Omit all images. Transcribe the rest of the material below exactly.

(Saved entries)
==*==

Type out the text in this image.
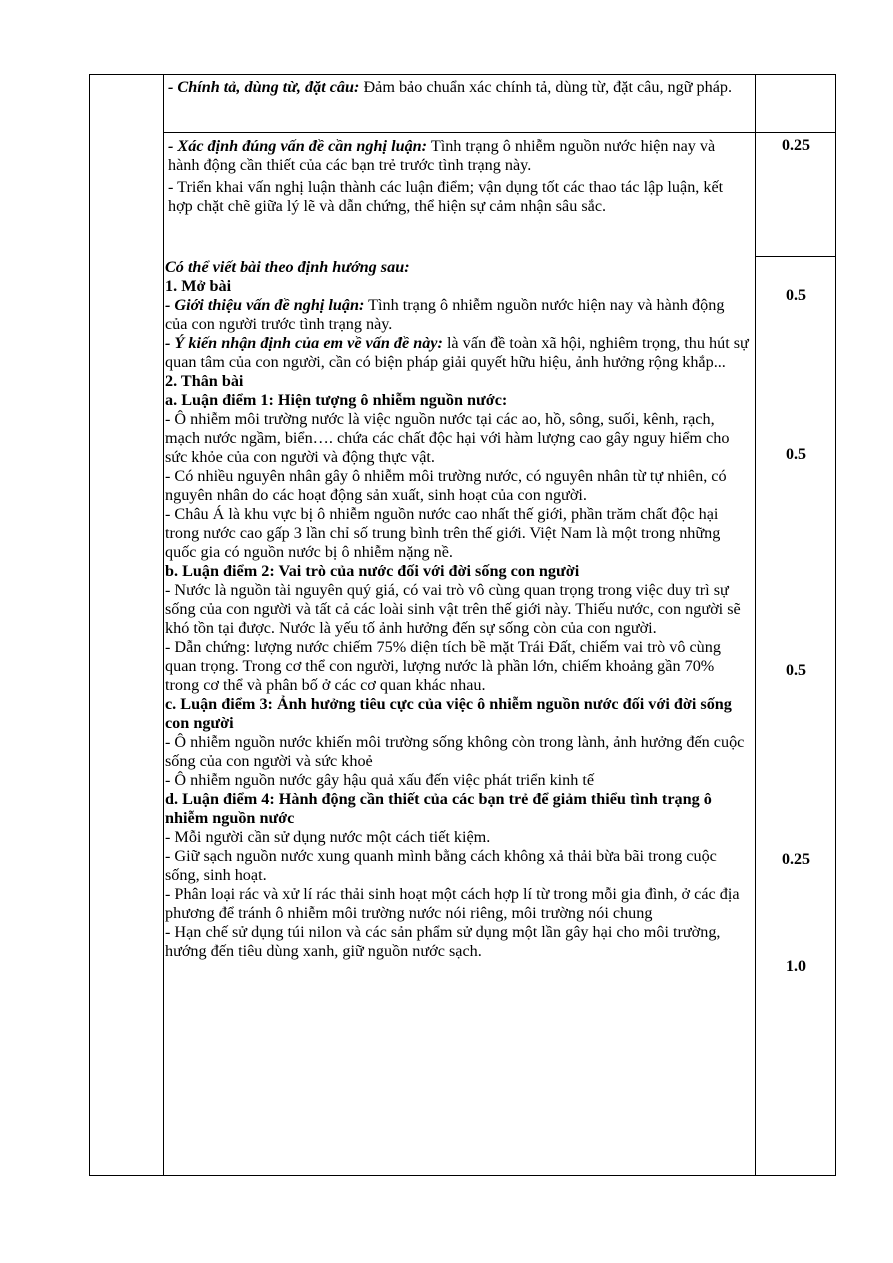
- Chính tả, dùng từ, đặt câu: Đảm bảo chuẩn xác chính tả, dùng từ, đặt câu, ngữ pháp.

- Xác định đúng vấn đề cần nghị luận: Tình trạng ô nhiễm nguồn nước hiện nay và hành động cần thiết của các bạn trẻ trước tình trạng này.

- Triển khai vấn nghị luận thành các luận điểm; vận dụng tốt các thao tác lập luận, kết hợp chặt chẽ giữa lý lẽ và dẫn chứng, thể hiện sự cảm nhận sâu sắc.

0.25

Có thể viết bài theo định hướng sau:

1. Mở bài

- Giới thiệu vấn đề nghị luận: Tình trạng ô nhiễm nguồn nước hiện nay và hành động của con người trước tình trạng này.

- Ý kiến nhận định của em về vấn đề này: là vấn đề toàn xã hội, nghiêm trọng, thu hút sự quan tâm của con người, cần có biện pháp giải quyết hữu hiệu, ảnh hưởng rộng khắp...

2. Thân bài

a. Luận điểm 1: Hiện tượng ô nhiễm nguồn nước:

- Ô nhiễm môi trường nước là việc nguồn nước tại các ao, hồ, sông, suối, kênh, rạch, mạch nước ngầm, biển…. chứa các chất độc hại với hàm lượng cao gây nguy hiểm cho sức khỏe của con người và động thực vật.

- Có nhiều nguyên nhân gây ô nhiễm môi trường nước, có nguyên nhân từ tự nhiên, có nguyên nhân do các hoạt động sản xuất, sinh hoạt của con người.

- Châu Á là khu vực bị ô nhiễm nguồn nước cao nhất thế giới, phần trăm chất độc hại trong nước cao gấp 3 lần chỉ số trung bình trên thế giới. Việt Nam là một trong những quốc gia có nguồn nước bị ô nhiễm nặng nề.

b. Luận điểm 2: Vai trò của nước đối với đời sống con người

- Nước là nguồn tài nguyên quý giá, có vai trò vô cùng quan trọng trong việc duy trì sự sống của con người và tất cả các loài sinh vật trên thế giới này. Thiếu nước, con người sẽ khó tồn tại được. Nước là yếu tố ảnh hưởng đến sự sống còn của con người.

- Dẫn chứng: lượng nước chiếm 75% diện tích bề mặt Trái Đất, chiếm vai trò vô cùng quan trọng. Trong cơ thể con người, lượng nước là phần lớn, chiếm khoảng gần 70% trong cơ thể và phân bố ở các cơ quan khác nhau.

c. Luận điểm 3: Ảnh hưởng tiêu cực của việc ô nhiễm nguồn nước đối với đời sống con người

- Ô nhiễm nguồn nước khiến môi trường sống không còn trong lành, ảnh hưởng đến cuộc sống của con người và sức khoẻ

- Ô nhiễm nguồn nước gây hậu quả xấu đến việc phát triển kinh tế

d. Luận điểm 4: Hành động cần thiết của các bạn trẻ để giảm thiểu tình trạng ô nhiễm nguồn nước

- Mỗi người cần sử dụng nước một cách tiết kiệm.

- Giữ sạch nguồn nước xung quanh mình bằng cách không xả thải bừa bãi trong cuộc sống, sinh hoạt.

- Phân loại rác và xử lí rác thải sinh hoạt một cách hợp lí từ trong mỗi gia đình, ở các địa phương để tránh ô nhiễm môi trường nước nói riêng, môi trường nói chung

- Hạn chế sử dụng túi nilon và các sản phẩm sử dụng một lần gây hại cho môi trường, hướng đến tiêu dùng xanh, giữ nguồn nước sạch.

0.5
0.5
0.5
0.25
1.0
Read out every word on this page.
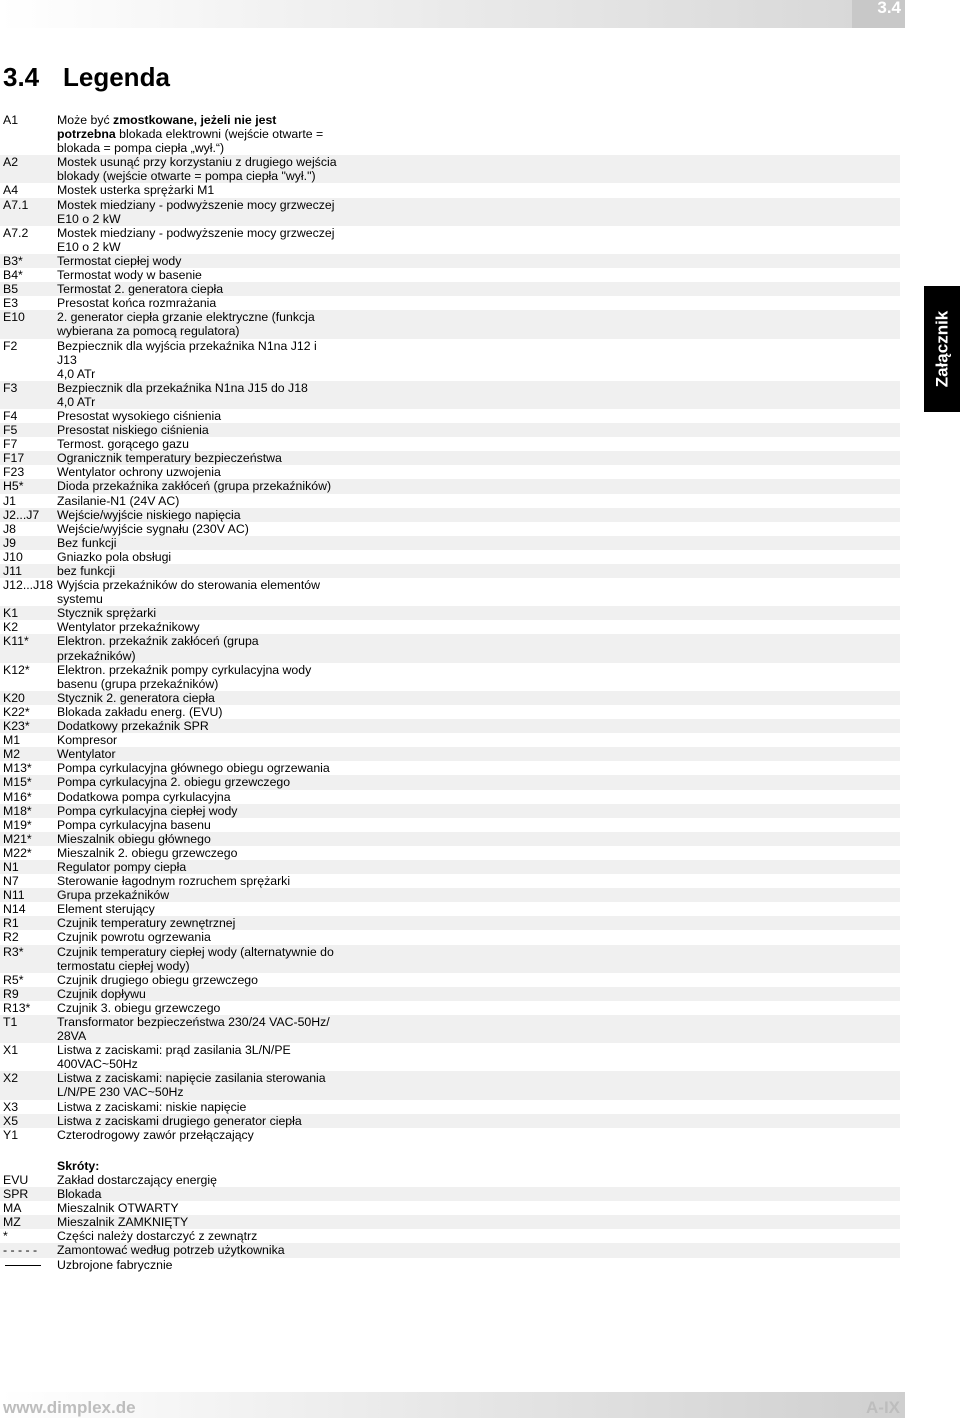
3.4
3.4 Legenda
A1	Może być zmostkowane, jeżeli nie jest
potrzebna blokada elektrowni (wejście otwarte =
blokada = pompa ciepła „wył.“)
A2	Mostek usunąć przy korzystaniu z drugiego wejścia
blokady (wejście otwarte = pompa ciepła "wył.")
A4	Mostek usterka sprężarki M1
A7.1	Mostek miedziany - podwyższenie mocy grzweczej
E10 o 2 kW
A7.2	Mostek miedziany - podwyższenie mocy grzweczej
E10 o 2 kW
B3*	Termostat ciepłej wody
B4*	Termostat wody w basenie
B5	Termostat 2. generatora ciepła
E3	Presostat końca rozmrażania
E10	2. generator ciepła grzanie elektryczne (funkcja
wybierana za pomocą regulatora)
F2	Bezpiecznik dla wyjścia przekaźnika N1na J12 i
J13
4,0 ATr
F3	Bezpiecznik dla przekaźnika N1na J15 do J18
4,0 ATr
F4	Presostat wysokiego ciśnienia
F5	Presostat niskiego ciśnienia
F7	Termost. gorącego gazu
F17	Ogranicznik temperatury bezpieczeństwa
F23	Wentylator ochrony uzwojenia
H5*	Dioda przekaźnika zakłóceń (grupa przekaźników)
J1	Zasilanie-N1 (24V AC)
J2...J7	Wejście/wyjście niskiego napięcia
J8	Wejście/wyjście sygnału (230V AC)
J9	Bez funkcji
J10	Gniazko pola obsługi
J11	bez funkcji
J12...J18 Wyjścia przekaźników do sterowania elementów
systemu
K1	Stycznik sprężarki
K2	Wentylator przekaźnikowy
K11*	Elektron. przekaźnik zakłóceń (grupa
przekaźników)
K12*	Elektron. przekaźnik pompy cyrkulacyjna wody
basenu (grupa przekaźników)
K20	Stycznik 2. generatora ciepła
K22*	Blokada zakładu energ. (EVU)
K23*	Dodatkowy przekaźnik SPR
M1	Kompresor
M2	Wentylator
M13*	Pompa cyrkulacyjna głównego obiegu ogrzewania
M15*	Pompa cyrkulacyjna 2. obiegu grzewczego
M16*	Dodatkowa pompa cyrkulacyjna
M18*	Pompa cyrkulacyjna ciepłej wody
M19*	Pompa cyrkulacyjna basenu
M21*	Mieszalnik obiegu głównego
M22*	Mieszalnik 2. obiegu grzewczego
N1	Regulator pompy ciepła
N7	Sterowanie łagodnym rozruchem sprężarki
N11	Grupa przekaźników
N14	Element sterujący
R1	Czujnik temperatury zewnętrznej
R2	Czujnik powrotu ogrzewania
R3*	Czujnik temperatury ciepłej wody (alternatywnie do
termostatu ciepłej wody)
R5*	Czujnik drugiego obiegu grzewczego
R9	Czujnik dopływu
R13*	Czujnik 3. obiegu grzewczego
T1	Transformator bezpieczeństwa 230/24 VAC-50Hz/
28VA
X1	Listwa z zaciskami: prąd zasilania 3L/N/PE
400VAC~50Hz
X2	Listwa z zaciskami: napięcie zasilania sterowania
L/N/PE 230 VAC~50Hz
X3	Listwa z zaciskami: niskie napięcie
X5	Listwa z zaciskami drugiego generator ciepła
Y1	Czterodrogowy zawór przełączający
Skróty:
EVU	Zakład dostarczający energię
SPR	Blokada
MA	Mieszalnik OTWARTY
MZ	Mieszalnik ZAMKNIĘTY
*	Części należy dostarczyć z zewnątrz
- - - - -	Zamontować według potrzeb użytkownika
Uzbrojone fabrycznie
Załącznik
www.dimplex.de	A-IX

==*==

= Solution for this exercise =
Type out the text in this image.
- Chính tả, dùng từ, đặt câu: Đảm bảo chuẩn xác chính tả, dùng từ, đặt câu, ngữ pháp.

- Xác định đúng vấn đề cần nghị luận: Tình trạng ô nhiễm nguồn nước hiện nay và hành động cần thiết của các bạn trẻ trước tình trạng này.

- Triển khai vấn nghị luận thành các luận điểm; vận dụng tốt các thao tác lập luận, kết hợp chặt chẽ giữa lý lẽ và dẫn chứng, thể hiện sự cảm nhận sâu sắc.

0.25

Có thể viết bài theo định hướng sau:

1. Mở bài

- Giới thiệu vấn đề nghị luận: Tình trạng ô nhiễm nguồn nước hiện nay và hành động của con người trước tình trạng này.

- Ý kiến nhận định của em về vấn đề này: là vấn đề toàn xã hội, nghiêm trọng, thu hút sự quan tâm của con người, cần có biện pháp giải quyết hữu hiệu, ảnh hưởng rộng khắp...

2. Thân bài

a. Luận điểm 1: Hiện tượng ô nhiễm nguồn nước:

- Ô nhiễm môi trường nước là việc nguồn nước tại các ao, hồ, sông, suối, kênh, rạch, mạch nước ngầm, biển…. chứa các chất độc hại với hàm lượng cao gây nguy hiểm cho sức khỏe của con người và động thực vật.

- Có nhiều nguyên nhân gây ô nhiễm môi trường nước, có nguyên nhân từ tự nhiên, có nguyên nhân do các hoạt động sản xuất, sinh hoạt của con người.

- Châu Á là khu vực bị ô nhiễm nguồn nước cao nhất thế giới, phần trăm chất độc hại trong nước cao gấp 3 lần chỉ số trung bình trên thế giới. Việt Nam là một trong những quốc gia có nguồn nước bị ô nhiễm nặng nề.

b. Luận điểm 2: Vai trò của nước đối với đời sống con người

- Nước là nguồn tài nguyên quý giá, có vai trò vô cùng quan trọng trong việc duy trì sự sống của con người và tất cả các loài sinh vật trên thế giới này. Thiếu nước, con người sẽ khó tồn tại được. Nước là yếu tố ảnh hưởng đến sự sống còn của con người.

- Dẫn chứng: lượng nước chiếm 75% diện tích bề mặt Trái Đất, chiếm vai trò vô cùng quan trọng. Trong cơ thể con người, lượng nước là phần lớn, chiếm khoảng gần 70% trong cơ thể và phân bố ở các cơ quan khác nhau.

c. Luận điểm 3: Ảnh hưởng tiêu cực của việc ô nhiễm nguồn nước đối với đời sống con người

- Ô nhiễm nguồn nước khiến môi trường sống không còn trong lành, ảnh hưởng đến cuộc sống của con người và sức khoẻ

- Ô nhiễm nguồn nước gây hậu quả xấu đến việc phát triển kinh tế

d. Luận điểm 4: Hành động cần thiết của các bạn trẻ để giảm thiểu tình trạng ô nhiễm nguồn nước

- Mỗi người cần sử dụng nước một cách tiết kiệm.

- Giữ sạch nguồn nước xung quanh mình bằng cách không xả thải bừa bãi trong cuộc sống, sinh hoạt.

- Phân loại rác và xử lí rác thải sinh hoạt một cách hợp lí từ trong mỗi gia đình, ở các địa phương để tránh ô nhiễm môi trường nước nói riêng, môi trường nói chung

- Hạn chế sử dụng túi nilon và các sản phẩm sử dụng một lần gây hại cho môi trường, hướng đến tiêu dùng xanh, giữ nguồn nước sạch.

0.5
0.5
0.5
0.25
1.0
Read out every word on this page.
3.4
3.4 Legenda
A1	Może być zmostkowane, jeżeli nie jest
potrzebna blokada elektrowni (wejście otwarte =
blokada = pompa ciepła „wył.“)
A2	Mostek usunąć przy korzystaniu z drugiego wejścia
blokady (wejście otwarte = pompa ciepła "wył.")
A4	Mostek usterka sprężarki M1
A7.1	Mostek miedziany - podwyższenie mocy grzweczej
E10 o 2 kW
A7.2	Mostek miedziany - podwyższenie mocy grzweczej
E10 o 2 kW
B3*	Termostat ciepłej wody
B4*	Termostat wody w basenie
B5	Termostat 2. generatora ciepła
E3	Presostat końca rozmrażania
E10	2. generator ciepła grzanie elektryczne (funkcja
wybierana za pomocą regulatora)
F2	Bezpiecznik dla wyjścia przekaźnika N1na J12 i
J13
4,0 ATr
F3	Bezpiecznik dla przekaźnika N1na J15 do J18
4,0 ATr
F4	Presostat wysokiego ciśnienia
F5	Presostat niskiego ciśnienia
F7	Termost. gorącego gazu
F17	Ogranicznik temperatury bezpieczeństwa
F23	Wentylator ochrony uzwojenia
H5*	Dioda przekaźnika zakłóceń (grupa przekaźników)
J1	Zasilanie-N1 (24V AC)
J2...J7	Wejście/wyjście niskiego napięcia
J8	Wejście/wyjście sygnału (230V AC)
J9	Bez funkcji
J10	Gniazko pola obsługi
J11	bez funkcji
J12...J18 Wyjścia przekaźników do sterowania elementów
systemu
K1	Stycznik sprężarki
K2	Wentylator przekaźnikowy
K11*	Elektron. przekaźnik zakłóceń (grupa
przekaźników)
K12*	Elektron. przekaźnik pompy cyrkulacyjna wody
basenu (grupa przekaźników)
K20	Stycznik 2. generatora ciepła
K22*	Blokada zakładu energ. (EVU)
K23*	Dodatkowy przekaźnik SPR
M1	Kompresor
M2	Wentylator
M13*	Pompa cyrkulacyjna głównego obiegu ogrzewania
M15*	Pompa cyrkulacyjna 2. obiegu grzewczego
M16*	Dodatkowa pompa cyrkulacyjna
M18*	Pompa cyrkulacyjna ciepłej wody
M19*	Pompa cyrkulacyjna basenu
M21*	Mieszalnik obiegu głównego
M22*	Mieszalnik 2. obiegu grzewczego
N1	Regulator pompy ciepła
N7	Sterowanie łagodnym rozruchem sprężarki
N11	Grupa przekaźników
N14	Element sterujący
R1	Czujnik temperatury zewnętrznej
R2	Czujnik powrotu ogrzewania
R3*	Czujnik temperatury ciepłej wody (alternatywnie do
termostatu ciepłej wody)
R5*	Czujnik drugiego obiegu grzewczego
R9	Czujnik dopływu
R13*	Czujnik 3. obiegu grzewczego
T1	Transformator bezpieczeństwa 230/24 VAC-50Hz/
28VA
X1	Listwa z zaciskami: prąd zasilania 3L/N/PE
400VAC~50Hz
X2	Listwa z zaciskami: napięcie zasilania sterowania
L/N/PE 230 VAC~50Hz
X3	Listwa z zaciskami: niskie napięcie
X5	Listwa z zaciskami drugiego generator ciepła
Y1	Czterodrogowy zawór przełączający
Skróty:
EVU	Zakład dostarczający energię
SPR	Blokada
MA	Mieszalnik OTWARTY
MZ	Mieszalnik ZAMKNIĘTY
*	Części należy dostarczyć z zewnątrz
- - - - -	Zamontować według potrzeb użytkownika
Uzbrojone fabrycznie
Załącznik
www.dimplex.de	A-IX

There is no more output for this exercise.